Given instruction
Report every line in the listing that contains the string "teeth".

Record list
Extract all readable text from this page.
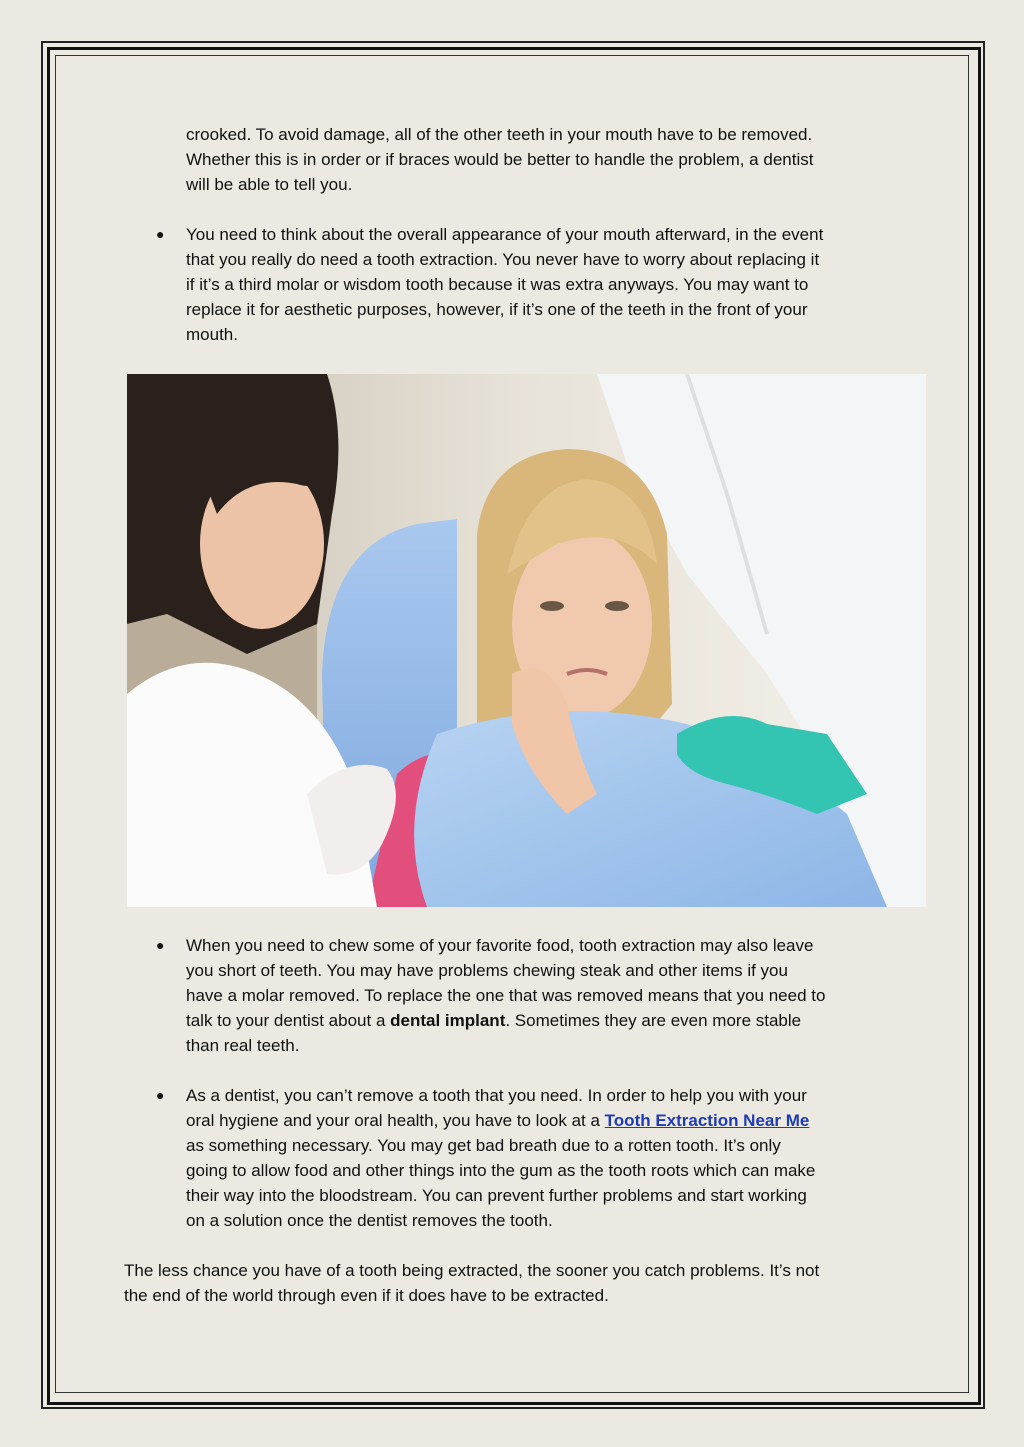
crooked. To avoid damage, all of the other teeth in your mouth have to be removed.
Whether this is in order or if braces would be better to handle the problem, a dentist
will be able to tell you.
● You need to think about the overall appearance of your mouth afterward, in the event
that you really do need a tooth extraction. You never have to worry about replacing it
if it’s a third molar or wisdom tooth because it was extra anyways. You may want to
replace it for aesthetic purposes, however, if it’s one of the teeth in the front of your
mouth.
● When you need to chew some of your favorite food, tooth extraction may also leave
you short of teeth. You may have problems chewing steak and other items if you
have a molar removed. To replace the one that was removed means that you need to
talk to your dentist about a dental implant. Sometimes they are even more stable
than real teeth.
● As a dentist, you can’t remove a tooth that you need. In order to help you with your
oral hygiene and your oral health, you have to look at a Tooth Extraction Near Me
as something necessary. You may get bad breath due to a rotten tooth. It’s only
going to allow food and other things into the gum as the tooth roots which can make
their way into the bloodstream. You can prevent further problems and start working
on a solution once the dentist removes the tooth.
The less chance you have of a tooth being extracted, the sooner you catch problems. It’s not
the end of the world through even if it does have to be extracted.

Full output
crooked. To avoid damage, all of the other teeth in your mouth have to be removed.
replace it for aesthetic purposes, however, if it’s one of the teeth in the front of your
you short of teeth. You may have problems chewing steak and other items if you
than real teeth.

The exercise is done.